Given task:
Print the entire listing. Each line must match the original exactly.

Data extracted from a collection:
═══

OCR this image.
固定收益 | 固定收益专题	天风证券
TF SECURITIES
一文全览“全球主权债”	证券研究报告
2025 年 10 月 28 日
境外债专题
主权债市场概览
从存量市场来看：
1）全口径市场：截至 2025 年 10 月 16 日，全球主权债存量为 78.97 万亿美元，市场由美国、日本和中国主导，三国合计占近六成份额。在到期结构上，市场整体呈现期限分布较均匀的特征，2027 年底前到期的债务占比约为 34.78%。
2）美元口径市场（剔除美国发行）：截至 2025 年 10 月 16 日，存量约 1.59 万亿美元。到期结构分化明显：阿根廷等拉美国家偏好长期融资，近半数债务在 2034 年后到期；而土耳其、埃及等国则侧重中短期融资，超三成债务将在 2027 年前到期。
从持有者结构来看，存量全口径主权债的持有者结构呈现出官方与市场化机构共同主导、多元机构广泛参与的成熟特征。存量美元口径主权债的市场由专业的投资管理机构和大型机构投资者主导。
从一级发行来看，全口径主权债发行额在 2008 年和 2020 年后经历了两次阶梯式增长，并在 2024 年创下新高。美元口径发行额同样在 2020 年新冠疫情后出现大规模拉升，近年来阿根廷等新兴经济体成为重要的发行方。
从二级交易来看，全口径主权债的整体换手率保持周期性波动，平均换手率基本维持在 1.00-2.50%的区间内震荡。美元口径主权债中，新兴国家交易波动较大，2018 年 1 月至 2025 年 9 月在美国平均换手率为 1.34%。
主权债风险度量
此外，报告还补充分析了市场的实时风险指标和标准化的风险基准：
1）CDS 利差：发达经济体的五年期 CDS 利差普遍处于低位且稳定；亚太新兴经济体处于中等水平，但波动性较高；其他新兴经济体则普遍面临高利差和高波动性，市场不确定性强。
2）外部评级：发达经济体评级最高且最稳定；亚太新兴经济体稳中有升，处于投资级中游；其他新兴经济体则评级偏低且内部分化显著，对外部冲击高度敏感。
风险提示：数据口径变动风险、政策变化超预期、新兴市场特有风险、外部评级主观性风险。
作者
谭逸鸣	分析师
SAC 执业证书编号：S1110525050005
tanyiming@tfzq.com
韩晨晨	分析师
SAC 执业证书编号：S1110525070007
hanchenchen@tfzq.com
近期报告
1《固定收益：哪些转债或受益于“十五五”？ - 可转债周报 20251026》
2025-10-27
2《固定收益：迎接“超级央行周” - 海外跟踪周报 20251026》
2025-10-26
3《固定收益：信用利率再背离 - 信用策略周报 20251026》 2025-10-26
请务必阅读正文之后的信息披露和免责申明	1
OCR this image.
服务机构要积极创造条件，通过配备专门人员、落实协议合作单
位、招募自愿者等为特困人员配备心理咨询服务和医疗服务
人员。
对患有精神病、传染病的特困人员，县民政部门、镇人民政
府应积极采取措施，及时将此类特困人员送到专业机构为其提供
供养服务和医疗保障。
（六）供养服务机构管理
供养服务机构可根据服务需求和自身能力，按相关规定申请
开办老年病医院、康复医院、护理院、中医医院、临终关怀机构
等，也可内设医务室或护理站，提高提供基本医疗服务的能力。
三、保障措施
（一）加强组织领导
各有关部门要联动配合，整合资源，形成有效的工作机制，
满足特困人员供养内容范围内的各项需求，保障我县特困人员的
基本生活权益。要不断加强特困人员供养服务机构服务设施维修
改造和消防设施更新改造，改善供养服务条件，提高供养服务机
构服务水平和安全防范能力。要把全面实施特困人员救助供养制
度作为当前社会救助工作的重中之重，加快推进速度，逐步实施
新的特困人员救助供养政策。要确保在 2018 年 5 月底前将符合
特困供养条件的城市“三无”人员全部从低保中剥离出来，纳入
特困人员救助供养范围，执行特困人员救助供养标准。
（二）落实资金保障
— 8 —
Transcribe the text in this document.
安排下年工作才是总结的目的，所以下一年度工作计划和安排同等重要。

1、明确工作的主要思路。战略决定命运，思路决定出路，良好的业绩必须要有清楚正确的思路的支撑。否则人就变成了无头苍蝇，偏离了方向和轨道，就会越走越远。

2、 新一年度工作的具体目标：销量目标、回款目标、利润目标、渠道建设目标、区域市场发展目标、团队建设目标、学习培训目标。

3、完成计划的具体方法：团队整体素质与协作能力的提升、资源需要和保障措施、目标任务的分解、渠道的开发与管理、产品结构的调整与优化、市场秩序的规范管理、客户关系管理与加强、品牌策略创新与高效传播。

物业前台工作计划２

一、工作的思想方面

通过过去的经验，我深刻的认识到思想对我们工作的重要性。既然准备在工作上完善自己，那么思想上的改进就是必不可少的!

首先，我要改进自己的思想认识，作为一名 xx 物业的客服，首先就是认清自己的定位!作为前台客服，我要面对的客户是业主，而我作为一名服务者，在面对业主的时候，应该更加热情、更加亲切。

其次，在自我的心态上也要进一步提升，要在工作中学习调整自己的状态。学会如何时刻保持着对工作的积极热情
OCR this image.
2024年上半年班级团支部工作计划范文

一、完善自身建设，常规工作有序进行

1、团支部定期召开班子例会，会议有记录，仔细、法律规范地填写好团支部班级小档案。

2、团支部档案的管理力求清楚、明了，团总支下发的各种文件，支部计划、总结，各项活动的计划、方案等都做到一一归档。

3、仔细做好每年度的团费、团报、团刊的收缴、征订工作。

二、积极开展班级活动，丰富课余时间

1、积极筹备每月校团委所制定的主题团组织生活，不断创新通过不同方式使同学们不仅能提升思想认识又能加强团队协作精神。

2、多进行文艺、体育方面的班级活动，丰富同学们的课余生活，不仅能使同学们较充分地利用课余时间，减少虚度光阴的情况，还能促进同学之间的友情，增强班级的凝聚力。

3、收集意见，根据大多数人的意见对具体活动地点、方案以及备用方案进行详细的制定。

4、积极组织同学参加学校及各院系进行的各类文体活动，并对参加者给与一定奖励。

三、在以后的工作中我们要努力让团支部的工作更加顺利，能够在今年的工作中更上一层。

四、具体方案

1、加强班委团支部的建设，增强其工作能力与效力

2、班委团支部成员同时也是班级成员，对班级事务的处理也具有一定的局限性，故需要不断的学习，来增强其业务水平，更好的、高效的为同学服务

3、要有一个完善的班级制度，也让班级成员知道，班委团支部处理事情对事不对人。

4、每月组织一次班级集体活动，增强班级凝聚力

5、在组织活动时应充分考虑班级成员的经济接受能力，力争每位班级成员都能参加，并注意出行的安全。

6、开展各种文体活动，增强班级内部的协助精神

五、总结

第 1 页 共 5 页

═══

Result for this exercise:
OCR this image.
固定收益 | 固定收益专题	天风证券
TF SECURITIES
一文全览“全球主权债”	证券研究报告
2025 年 10 月 28 日
境外债专题
主权债市场概览
从存量市场来看：
1）全口径市场：截至 2025 年 10 月 16 日，全球主权债存量为 78.97 万亿美元，市场由美国、日本和中国主导，三国合计占近六成份额。在到期结构上，市场整体呈现期限分布较均匀的特征，2027 年底前到期的债务占比约为 34.78%。
2）美元口径市场（剔除美国发行）：截至 2025 年 10 月 16 日，存量约 1.59 万亿美元。到期结构分化明显：阿根廷等拉美国家偏好长期融资，近半数债务在 2034 年后到期；而土耳其、埃及等国则侧重中短期融资，超三成债务将在 2027 年前到期。
从持有者结构来看，存量全口径主权债的持有者结构呈现出官方与市场化机构共同主导、多元机构广泛参与的成熟特征。存量美元口径主权债的市场由专业的投资管理机构和大型机构投资者主导。
从一级发行来看，全口径主权债发行额在 2008 年和 2020 年后经历了两次阶梯式增长，并在 2024 年创下新高。美元口径发行额同样在 2020 年新冠疫情后出现大规模拉升，近年来阿根廷等新兴经济体成为重要的发行方。
从二级交易来看，全口径主权债的整体换手率保持周期性波动，平均换手率基本维持在 1.00-2.50%的区间内震荡。美元口径主权债中，新兴国家交易波动较大，2018 年 1 月至 2025 年 9 月在美国平均换手率为 1.34%。
主权债风险度量
此外，报告还补充分析了市场的实时风险指标和标准化的风险基准：
1）CDS 利差：发达经济体的五年期 CDS 利差普遍处于低位且稳定；亚太新兴经济体处于中等水平，但波动性较高；其他新兴经济体则普遍面临高利差和高波动性，市场不确定性强。
2）外部评级：发达经济体评级最高且最稳定；亚太新兴经济体稳中有升，处于投资级中游；其他新兴经济体则评级偏低且内部分化显著，对外部冲击高度敏感。
风险提示：数据口径变动风险、政策变化超预期、新兴市场特有风险、外部评级主观性风险。
作者
谭逸鸣	分析师
SAC 执业证书编号：S1110525050005
tanyiming@tfzq.com
韩晨晨	分析师
SAC 执业证书编号：S1110525070007
hanchenchen@tfzq.com
近期报告
1《固定收益：哪些转债或受益于“十五五”？ - 可转债周报 20251026》
2025-10-27
2《固定收益：迎接“超级央行周” - 海外跟踪周报 20251026》
2025-10-26
3《固定收益：信用利率再背离 - 信用策略周报 20251026》 2025-10-26
请务必阅读正文之后的信息披露和免责申明	1
OCR this image.
服务机构要积极创造条件，通过配备专门人员、落实协议合作单
位、招募自愿者等为特困人员配备心理咨询服务和医疗服务
人员。
对患有精神病、传染病的特困人员，县民政部门、镇人民政
府应积极采取措施，及时将此类特困人员送到专业机构为其提供
供养服务和医疗保障。
（六）供养服务机构管理
供养服务机构可根据服务需求和自身能力，按相关规定申请
开办老年病医院、康复医院、护理院、中医医院、临终关怀机构
等，也可内设医务室或护理站，提高提供基本医疗服务的能力。
三、保障措施
（一）加强组织领导
各有关部门要联动配合，整合资源，形成有效的工作机制，
满足特困人员供养内容范围内的各项需求，保障我县特困人员的
基本生活权益。要不断加强特困人员供养服务机构服务设施维修
改造和消防设施更新改造，改善供养服务条件，提高供养服务机
构服务水平和安全防范能力。要把全面实施特困人员救助供养制
度作为当前社会救助工作的重中之重，加快推进速度，逐步实施
新的特困人员救助供养政策。要确保在 2018 年 5 月底前将符合
特困供养条件的城市“三无”人员全部从低保中剥离出来，纳入
特困人员救助供养范围，执行特困人员救助供养标准。
（二）落实资金保障
— 8 —
Transcribe the text in this document.
安排下年工作才是总结的目的，所以下一年度工作计划和安排同等重要。

1、明确工作的主要思路。战略决定命运，思路决定出路，良好的业绩必须要有清楚正确的思路的支撑。否则人就变成了无头苍蝇，偏离了方向和轨道，就会越走越远。

2、 新一年度工作的具体目标：销量目标、回款目标、利润目标、渠道建设目标、区域市场发展目标、团队建设目标、学习培训目标。

3、完成计划的具体方法：团队整体素质与协作能力的提升、资源需要和保障措施、目标任务的分解、渠道的开发与管理、产品结构的调整与优化、市场秩序的规范管理、客户关系管理与加强、品牌策略创新与高效传播。

物业前台工作计划２

一、工作的思想方面

通过过去的经验，我深刻的认识到思想对我们工作的重要性。既然准备在工作上完善自己，那么思想上的改进就是必不可少的!

首先，我要改进自己的思想认识，作为一名 xx 物业的客服，首先就是认清自己的定位!作为前台客服，我要面对的客户是业主，而我作为一名服务者，在面对业主的时候，应该更加热情、更加亲切。

其次，在自我的心态上也要进一步提升，要在工作中学习调整自己的状态。学会如何时刻保持着对工作的积极热情
OCR this image.
2024年上半年班级团支部工作计划范文

一、完善自身建设，常规工作有序进行

1、团支部定期召开班子例会，会议有记录，仔细、法律规范地填写好团支部班级小档案。

2、团支部档案的管理力求清楚、明了，团总支下发的各种文件，支部计划、总结，各项活动的计划、方案等都做到一一归档。

3、仔细做好每年度的团费、团报、团刊的收缴、征订工作。

二、积极开展班级活动，丰富课余时间

1、积极筹备每月校团委所制定的主题团组织生活，不断创新通过不同方式使同学们不仅能提升思想认识又能加强团队协作精神。

2、多进行文艺、体育方面的班级活动，丰富同学们的课余生活，不仅能使同学们较充分地利用课余时间，减少虚度光阴的情况，还能促进同学之间的友情，增强班级的凝聚力。

3、收集意见，根据大多数人的意见对具体活动地点、方案以及备用方案进行详细的制定。

4、积极组织同学参加学校及各院系进行的各类文体活动，并对参加者给与一定奖励。

三、在以后的工作中我们要努力让团支部的工作更加顺利，能够在今年的工作中更上一层。

四、具体方案

1、加强班委团支部的建设，增强其工作能力与效力

2、班委团支部成员同时也是班级成员，对班级事务的处理也具有一定的局限性，故需要不断的学习，来增强其业务水平，更好的、高效的为同学服务

3、要有一个完善的班级制度，也让班级成员知道，班委团支部处理事情对事不对人。

4、每月组织一次班级集体活动，增强班级凝聚力

5、在组织活动时应充分考虑班级成员的经济接受能力，力争每位班级成员都能参加，并注意出行的安全。

6、开展各种文体活动，增强班级内部的协助精神

五、总结

第 1 页 共 5 页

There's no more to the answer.